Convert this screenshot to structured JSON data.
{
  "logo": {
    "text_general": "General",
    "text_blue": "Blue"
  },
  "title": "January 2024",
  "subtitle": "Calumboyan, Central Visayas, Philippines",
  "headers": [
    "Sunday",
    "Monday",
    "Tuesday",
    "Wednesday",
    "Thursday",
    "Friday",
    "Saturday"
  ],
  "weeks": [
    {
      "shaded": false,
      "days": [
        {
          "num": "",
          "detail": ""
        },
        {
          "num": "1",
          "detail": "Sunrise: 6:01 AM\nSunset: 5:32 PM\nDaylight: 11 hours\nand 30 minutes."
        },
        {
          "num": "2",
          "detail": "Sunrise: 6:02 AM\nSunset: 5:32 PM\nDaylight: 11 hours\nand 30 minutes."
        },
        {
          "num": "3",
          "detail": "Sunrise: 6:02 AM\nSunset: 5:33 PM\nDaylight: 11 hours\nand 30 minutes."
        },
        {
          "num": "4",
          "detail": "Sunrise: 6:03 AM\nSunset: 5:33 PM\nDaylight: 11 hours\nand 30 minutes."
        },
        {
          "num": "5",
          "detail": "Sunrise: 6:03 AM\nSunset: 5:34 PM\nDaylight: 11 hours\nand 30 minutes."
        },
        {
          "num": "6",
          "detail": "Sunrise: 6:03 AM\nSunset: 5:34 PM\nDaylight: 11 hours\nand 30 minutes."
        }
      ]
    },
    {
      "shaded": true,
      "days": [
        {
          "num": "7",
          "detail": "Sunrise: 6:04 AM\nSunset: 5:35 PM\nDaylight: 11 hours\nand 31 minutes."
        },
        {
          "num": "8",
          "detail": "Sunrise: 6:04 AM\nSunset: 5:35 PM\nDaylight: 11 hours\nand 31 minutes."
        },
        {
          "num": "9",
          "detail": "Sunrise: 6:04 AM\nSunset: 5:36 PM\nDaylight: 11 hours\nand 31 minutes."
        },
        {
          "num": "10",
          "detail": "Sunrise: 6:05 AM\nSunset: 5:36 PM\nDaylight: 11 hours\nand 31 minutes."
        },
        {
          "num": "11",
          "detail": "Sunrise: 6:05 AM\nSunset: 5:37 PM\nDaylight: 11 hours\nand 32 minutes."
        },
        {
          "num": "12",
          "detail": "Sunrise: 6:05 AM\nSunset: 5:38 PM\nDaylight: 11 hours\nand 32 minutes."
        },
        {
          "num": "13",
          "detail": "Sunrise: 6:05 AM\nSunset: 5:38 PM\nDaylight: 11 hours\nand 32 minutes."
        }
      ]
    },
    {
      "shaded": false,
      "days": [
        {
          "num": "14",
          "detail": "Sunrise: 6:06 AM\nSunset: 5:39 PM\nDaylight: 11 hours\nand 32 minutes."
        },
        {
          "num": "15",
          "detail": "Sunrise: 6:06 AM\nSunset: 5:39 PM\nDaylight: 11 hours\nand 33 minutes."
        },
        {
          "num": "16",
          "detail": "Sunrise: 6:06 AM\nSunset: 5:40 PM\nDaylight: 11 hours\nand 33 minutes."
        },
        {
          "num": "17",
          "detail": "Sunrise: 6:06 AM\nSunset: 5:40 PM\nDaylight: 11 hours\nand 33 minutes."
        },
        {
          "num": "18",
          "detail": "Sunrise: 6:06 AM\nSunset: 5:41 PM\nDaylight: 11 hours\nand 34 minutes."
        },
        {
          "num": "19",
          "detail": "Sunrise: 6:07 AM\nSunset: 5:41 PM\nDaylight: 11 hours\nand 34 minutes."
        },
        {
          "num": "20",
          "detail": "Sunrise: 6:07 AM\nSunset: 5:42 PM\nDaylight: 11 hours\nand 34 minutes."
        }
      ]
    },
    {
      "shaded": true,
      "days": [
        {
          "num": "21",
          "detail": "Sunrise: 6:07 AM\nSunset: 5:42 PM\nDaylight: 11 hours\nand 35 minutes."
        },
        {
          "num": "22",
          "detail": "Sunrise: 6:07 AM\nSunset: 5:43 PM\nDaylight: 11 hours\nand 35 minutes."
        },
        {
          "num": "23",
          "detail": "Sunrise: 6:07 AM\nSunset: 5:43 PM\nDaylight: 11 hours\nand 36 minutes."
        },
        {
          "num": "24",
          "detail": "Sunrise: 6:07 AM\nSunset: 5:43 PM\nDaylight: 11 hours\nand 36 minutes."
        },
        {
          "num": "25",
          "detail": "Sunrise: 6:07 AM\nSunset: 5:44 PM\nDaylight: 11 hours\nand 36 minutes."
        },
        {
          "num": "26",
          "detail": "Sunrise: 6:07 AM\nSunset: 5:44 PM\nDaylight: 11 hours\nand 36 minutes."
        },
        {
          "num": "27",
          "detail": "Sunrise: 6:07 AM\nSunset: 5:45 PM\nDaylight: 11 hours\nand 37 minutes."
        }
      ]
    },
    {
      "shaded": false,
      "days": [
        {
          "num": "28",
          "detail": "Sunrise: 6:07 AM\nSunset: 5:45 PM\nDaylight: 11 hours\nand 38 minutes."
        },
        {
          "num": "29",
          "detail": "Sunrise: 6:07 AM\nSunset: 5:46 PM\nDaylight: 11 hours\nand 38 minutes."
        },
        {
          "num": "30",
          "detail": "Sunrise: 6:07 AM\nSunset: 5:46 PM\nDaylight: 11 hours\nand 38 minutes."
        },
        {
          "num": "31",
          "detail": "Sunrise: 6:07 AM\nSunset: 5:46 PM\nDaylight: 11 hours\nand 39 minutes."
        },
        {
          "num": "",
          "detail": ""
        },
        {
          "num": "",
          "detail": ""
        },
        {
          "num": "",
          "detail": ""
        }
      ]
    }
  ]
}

+++++

:: WHAT IS ASKED ::
Set down every record above exactly as given.

:: SOLUTION ::
Convert this screenshot to structured JSON data.
{
  "logo": {
    "text_general": "General",
    "text_blue": "Blue"
  },
  "title": "January 2024",
  "subtitle": "Calumboyan, Central Visayas, Philippines",
  "headers": [
    "Sunday",
    "Monday",
    "Tuesday",
    "Wednesday",
    "Thursday",
    "Friday",
    "Saturday"
  ],
  "weeks": [
    {
      "shaded": false,
      "days": [
        {
          "num": "",
          "detail": ""
        },
        {
          "num": "1",
          "detail": "Sunrise: 6:01 AM\nSunset: 5:32 PM\nDaylight: 11 hours\nand 30 minutes."
        },
        {
          "num": "2",
          "detail": "Sunrise: 6:02 AM\nSunset: 5:32 PM\nDaylight: 11 hours\nand 30 minutes."
        },
        {
          "num": "3",
          "detail": "Sunrise: 6:02 AM\nSunset: 5:33 PM\nDaylight: 11 hours\nand 30 minutes."
        },
        {
          "num": "4",
          "detail": "Sunrise: 6:03 AM\nSunset: 5:33 PM\nDaylight: 11 hours\nand 30 minutes."
        },
        {
          "num": "5",
          "detail": "Sunrise: 6:03 AM\nSunset: 5:34 PM\nDaylight: 11 hours\nand 30 minutes."
        },
        {
          "num": "6",
          "detail": "Sunrise: 6:03 AM\nSunset: 5:34 PM\nDaylight: 11 hours\nand 30 minutes."
        }
      ]
    },
    {
      "shaded": true,
      "days": [
        {
          "num": "7",
          "detail": "Sunrise: 6:04 AM\nSunset: 5:35 PM\nDaylight: 11 hours\nand 31 minutes."
        },
        {
          "num": "8",
          "detail": "Sunrise: 6:04 AM\nSunset: 5:35 PM\nDaylight: 11 hours\nand 31 minutes."
        },
        {
          "num": "9",
          "detail": "Sunrise: 6:04 AM\nSunset: 5:36 PM\nDaylight: 11 hours\nand 31 minutes."
        },
        {
          "num": "10",
          "detail": "Sunrise: 6:05 AM\nSunset: 5:36 PM\nDaylight: 11 hours\nand 31 minutes."
        },
        {
          "num": "11",
          "detail": "Sunrise: 6:05 AM\nSunset: 5:37 PM\nDaylight: 11 hours\nand 32 minutes."
        },
        {
          "num": "12",
          "detail": "Sunrise: 6:05 AM\nSunset: 5:38 PM\nDaylight: 11 hours\nand 32 minutes."
        },
        {
          "num": "13",
          "detail": "Sunrise: 6:05 AM\nSunset: 5:38 PM\nDaylight: 11 hours\nand 32 minutes."
        }
      ]
    },
    {
      "shaded": false,
      "days": [
        {
          "num": "14",
          "detail": "Sunrise: 6:06 AM\nSunset: 5:39 PM\nDaylight: 11 hours\nand 32 minutes."
        },
        {
          "num": "15",
          "detail": "Sunrise: 6:06 AM\nSunset: 5:39 PM\nDaylight: 11 hours\nand 33 minutes."
        },
        {
          "num": "16",
          "detail": "Sunrise: 6:06 AM\nSunset: 5:40 PM\nDaylight: 11 hours\nand 33 minutes."
        },
        {
          "num": "17",
          "detail": "Sunrise: 6:06 AM\nSunset: 5:40 PM\nDaylight: 11 hours\nand 33 minutes."
        },
        {
          "num": "18",
          "detail": "Sunrise: 6:06 AM\nSunset: 5:41 PM\nDaylight: 11 hours\nand 34 minutes."
        },
        {
          "num": "19",
          "detail": "Sunrise: 6:07 AM\nSunset: 5:41 PM\nDaylight: 11 hours\nand 34 minutes."
        },
        {
          "num": "20",
          "detail": "Sunrise: 6:07 AM\nSunset: 5:42 PM\nDaylight: 11 hours\nand 34 minutes."
        }
      ]
    },
    {
      "shaded": true,
      "days": [
        {
          "num": "21",
          "detail": "Sunrise: 6:07 AM\nSunset: 5:42 PM\nDaylight: 11 hours\nand 35 minutes."
        },
        {
          "num": "22",
          "detail": "Sunrise: 6:07 AM\nSunset: 5:43 PM\nDaylight: 11 hours\nand 35 minutes."
        },
        {
          "num": "23",
          "detail": "Sunrise: 6:07 AM\nSunset: 5:43 PM\nDaylight: 11 hours\nand 36 minutes."
        },
        {
          "num": "24",
          "detail": "Sunrise: 6:07 AM\nSunset: 5:43 PM\nDaylight: 11 hours\nand 36 minutes."
        },
        {
          "num": "25",
          "detail": "Sunrise: 6:07 AM\nSunset: 5:44 PM\nDaylight: 11 hours\nand 36 minutes."
        },
        {
          "num": "26",
          "detail": "Sunrise: 6:07 AM\nSunset: 5:44 PM\nDaylight: 11 hours\nand 36 minutes."
        },
        {
          "num": "27",
          "detail": "Sunrise: 6:07 AM\nSunset: 5:45 PM\nDaylight: 11 hours\nand 37 minutes."
        }
      ]
    },
    {
      "shaded": false,
      "days": [
        {
          "num": "28",
          "detail": "Sunrise: 6:07 AM\nSunset: 5:45 PM\nDaylight: 11 hours\nand 38 minutes."
        },
        {
          "num": "29",
          "detail": "Sunrise: 6:07 AM\nSunset: 5:46 PM\nDaylight: 11 hours\nand 38 minutes."
        },
        {
          "num": "30",
          "detail": "Sunrise: 6:07 AM\nSunset: 5:46 PM\nDaylight: 11 hours\nand 38 minutes."
        },
        {
          "num": "31",
          "detail": "Sunrise: 6:07 AM\nSunset: 5:46 PM\nDaylight: 11 hours\nand 39 minutes."
        },
        {
          "num": "",
          "detail": ""
        },
        {
          "num": "",
          "detail": ""
        },
        {
          "num": "",
          "detail": ""
        }
      ]
    }
  ]
}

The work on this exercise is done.